● Input data
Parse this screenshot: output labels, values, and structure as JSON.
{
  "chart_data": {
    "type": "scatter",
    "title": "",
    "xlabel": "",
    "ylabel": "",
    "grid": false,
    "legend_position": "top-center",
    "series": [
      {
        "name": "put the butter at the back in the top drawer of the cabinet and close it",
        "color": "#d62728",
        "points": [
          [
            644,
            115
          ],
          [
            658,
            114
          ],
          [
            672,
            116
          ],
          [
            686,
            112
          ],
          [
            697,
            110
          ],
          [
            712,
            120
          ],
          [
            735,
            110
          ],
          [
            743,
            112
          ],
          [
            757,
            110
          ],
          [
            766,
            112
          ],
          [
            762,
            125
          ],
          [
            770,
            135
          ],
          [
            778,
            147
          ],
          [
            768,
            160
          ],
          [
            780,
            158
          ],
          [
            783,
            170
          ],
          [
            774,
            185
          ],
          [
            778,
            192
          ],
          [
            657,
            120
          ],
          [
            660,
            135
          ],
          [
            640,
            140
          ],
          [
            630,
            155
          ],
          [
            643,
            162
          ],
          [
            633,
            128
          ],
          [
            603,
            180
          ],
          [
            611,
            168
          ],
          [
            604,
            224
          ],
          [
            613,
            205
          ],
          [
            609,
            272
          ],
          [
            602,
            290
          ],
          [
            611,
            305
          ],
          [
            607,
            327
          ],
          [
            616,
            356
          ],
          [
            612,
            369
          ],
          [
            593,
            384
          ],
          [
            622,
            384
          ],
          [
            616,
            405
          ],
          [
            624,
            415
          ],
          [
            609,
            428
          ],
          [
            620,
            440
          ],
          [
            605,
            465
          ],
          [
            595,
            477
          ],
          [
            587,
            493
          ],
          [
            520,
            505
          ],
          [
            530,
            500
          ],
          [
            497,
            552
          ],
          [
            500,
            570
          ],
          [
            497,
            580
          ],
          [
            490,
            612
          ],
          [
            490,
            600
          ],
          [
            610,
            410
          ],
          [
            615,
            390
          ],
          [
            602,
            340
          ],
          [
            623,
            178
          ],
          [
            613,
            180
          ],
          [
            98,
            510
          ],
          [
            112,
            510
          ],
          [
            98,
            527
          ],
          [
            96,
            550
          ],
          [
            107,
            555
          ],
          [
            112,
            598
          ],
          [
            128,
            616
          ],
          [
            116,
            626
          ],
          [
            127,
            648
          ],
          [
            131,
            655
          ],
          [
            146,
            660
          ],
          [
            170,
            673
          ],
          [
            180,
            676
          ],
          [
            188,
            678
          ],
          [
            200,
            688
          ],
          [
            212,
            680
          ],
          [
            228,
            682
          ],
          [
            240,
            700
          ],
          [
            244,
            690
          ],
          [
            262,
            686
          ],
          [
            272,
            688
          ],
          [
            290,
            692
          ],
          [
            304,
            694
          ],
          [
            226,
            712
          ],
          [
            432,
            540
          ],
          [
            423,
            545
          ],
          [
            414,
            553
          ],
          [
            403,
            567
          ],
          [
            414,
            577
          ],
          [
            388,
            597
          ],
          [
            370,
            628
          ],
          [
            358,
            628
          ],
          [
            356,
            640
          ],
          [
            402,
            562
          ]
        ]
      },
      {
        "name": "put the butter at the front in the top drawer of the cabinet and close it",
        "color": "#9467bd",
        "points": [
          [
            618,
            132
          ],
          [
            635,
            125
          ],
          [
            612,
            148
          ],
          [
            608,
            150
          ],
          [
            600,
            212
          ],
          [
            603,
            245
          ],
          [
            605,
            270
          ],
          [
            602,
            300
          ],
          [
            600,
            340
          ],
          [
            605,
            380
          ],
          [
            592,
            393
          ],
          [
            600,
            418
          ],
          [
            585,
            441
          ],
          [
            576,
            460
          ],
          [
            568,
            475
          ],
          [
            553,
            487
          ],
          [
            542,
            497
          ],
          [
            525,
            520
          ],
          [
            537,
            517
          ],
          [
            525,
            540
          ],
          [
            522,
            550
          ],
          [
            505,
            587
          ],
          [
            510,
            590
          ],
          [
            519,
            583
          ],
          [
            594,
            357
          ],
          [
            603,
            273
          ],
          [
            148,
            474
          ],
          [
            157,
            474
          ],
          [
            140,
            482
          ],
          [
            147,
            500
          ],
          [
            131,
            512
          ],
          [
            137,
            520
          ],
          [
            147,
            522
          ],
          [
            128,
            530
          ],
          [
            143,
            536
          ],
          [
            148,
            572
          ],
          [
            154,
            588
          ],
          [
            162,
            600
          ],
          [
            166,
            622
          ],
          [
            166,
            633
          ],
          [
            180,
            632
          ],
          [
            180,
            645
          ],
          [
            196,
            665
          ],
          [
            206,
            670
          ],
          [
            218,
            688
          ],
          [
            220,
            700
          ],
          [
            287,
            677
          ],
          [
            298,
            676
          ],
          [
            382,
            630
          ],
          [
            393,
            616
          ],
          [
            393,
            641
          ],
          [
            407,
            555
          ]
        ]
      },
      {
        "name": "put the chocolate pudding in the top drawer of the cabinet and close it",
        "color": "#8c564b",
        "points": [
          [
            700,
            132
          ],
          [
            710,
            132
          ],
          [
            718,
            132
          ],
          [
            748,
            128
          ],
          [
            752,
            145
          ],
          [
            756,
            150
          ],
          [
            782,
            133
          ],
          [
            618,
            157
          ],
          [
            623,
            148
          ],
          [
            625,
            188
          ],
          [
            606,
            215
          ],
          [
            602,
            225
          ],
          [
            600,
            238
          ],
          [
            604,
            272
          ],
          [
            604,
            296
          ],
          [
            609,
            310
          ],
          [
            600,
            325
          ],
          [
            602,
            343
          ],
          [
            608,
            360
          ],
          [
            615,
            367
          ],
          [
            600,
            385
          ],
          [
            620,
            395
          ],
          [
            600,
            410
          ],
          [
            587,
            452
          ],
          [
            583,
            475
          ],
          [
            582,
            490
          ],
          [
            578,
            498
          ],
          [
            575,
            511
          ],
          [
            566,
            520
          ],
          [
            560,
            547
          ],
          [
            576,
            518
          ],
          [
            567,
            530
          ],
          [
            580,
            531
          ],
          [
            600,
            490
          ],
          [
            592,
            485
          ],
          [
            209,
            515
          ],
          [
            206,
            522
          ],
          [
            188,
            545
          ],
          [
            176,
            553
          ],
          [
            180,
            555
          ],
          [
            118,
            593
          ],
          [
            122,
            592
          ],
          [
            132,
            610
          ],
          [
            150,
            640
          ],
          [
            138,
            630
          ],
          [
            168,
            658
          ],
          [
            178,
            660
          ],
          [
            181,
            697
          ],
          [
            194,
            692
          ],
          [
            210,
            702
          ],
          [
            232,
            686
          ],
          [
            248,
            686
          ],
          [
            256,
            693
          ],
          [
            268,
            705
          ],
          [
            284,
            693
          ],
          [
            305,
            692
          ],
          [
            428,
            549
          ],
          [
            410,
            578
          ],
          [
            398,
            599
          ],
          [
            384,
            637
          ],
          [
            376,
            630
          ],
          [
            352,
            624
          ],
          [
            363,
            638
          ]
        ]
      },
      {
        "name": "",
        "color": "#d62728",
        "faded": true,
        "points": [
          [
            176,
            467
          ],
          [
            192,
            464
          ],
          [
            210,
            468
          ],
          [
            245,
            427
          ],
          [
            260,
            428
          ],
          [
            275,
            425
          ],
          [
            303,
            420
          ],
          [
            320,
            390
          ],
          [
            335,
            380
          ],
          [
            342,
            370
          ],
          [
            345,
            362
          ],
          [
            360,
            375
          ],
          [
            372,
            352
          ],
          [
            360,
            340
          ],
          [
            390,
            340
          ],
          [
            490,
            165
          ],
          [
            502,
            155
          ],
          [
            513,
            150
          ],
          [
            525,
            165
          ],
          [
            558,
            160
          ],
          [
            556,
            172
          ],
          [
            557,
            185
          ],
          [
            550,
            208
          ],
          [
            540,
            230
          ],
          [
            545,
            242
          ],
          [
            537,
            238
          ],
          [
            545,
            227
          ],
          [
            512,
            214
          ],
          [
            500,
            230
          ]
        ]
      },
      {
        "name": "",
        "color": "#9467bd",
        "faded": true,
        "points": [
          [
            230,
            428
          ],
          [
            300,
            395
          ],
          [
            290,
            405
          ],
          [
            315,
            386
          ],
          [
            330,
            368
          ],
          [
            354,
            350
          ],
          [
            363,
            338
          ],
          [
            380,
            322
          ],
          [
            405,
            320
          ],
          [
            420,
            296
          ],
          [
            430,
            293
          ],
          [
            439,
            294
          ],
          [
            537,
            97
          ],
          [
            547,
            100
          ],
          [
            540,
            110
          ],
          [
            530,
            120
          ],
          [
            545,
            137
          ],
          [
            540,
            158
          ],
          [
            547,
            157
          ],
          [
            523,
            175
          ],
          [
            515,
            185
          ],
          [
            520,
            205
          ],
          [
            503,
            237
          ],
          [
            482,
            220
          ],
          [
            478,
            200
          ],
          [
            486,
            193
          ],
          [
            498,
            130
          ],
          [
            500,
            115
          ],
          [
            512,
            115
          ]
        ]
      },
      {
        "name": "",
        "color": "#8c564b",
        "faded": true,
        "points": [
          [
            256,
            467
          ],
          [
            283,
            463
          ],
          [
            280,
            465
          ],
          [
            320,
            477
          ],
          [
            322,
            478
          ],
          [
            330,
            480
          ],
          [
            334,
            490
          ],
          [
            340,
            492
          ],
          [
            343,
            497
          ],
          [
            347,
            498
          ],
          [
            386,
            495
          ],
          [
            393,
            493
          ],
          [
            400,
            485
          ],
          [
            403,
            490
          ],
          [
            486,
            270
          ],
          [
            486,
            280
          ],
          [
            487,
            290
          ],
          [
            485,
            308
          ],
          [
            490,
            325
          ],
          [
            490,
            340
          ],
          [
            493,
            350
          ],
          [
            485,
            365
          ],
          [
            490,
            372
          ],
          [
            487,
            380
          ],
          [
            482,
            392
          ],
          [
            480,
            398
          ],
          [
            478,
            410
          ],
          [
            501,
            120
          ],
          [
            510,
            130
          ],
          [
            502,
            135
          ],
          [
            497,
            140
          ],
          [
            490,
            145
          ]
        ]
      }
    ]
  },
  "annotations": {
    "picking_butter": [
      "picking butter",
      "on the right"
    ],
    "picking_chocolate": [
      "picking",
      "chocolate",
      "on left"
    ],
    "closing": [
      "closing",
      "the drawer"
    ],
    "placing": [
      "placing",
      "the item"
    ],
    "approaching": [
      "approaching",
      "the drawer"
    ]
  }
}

● Directive
Some lines of the records may hold the word "cabinet". How many do? Answer with a number and nothing else.

● Written reply
3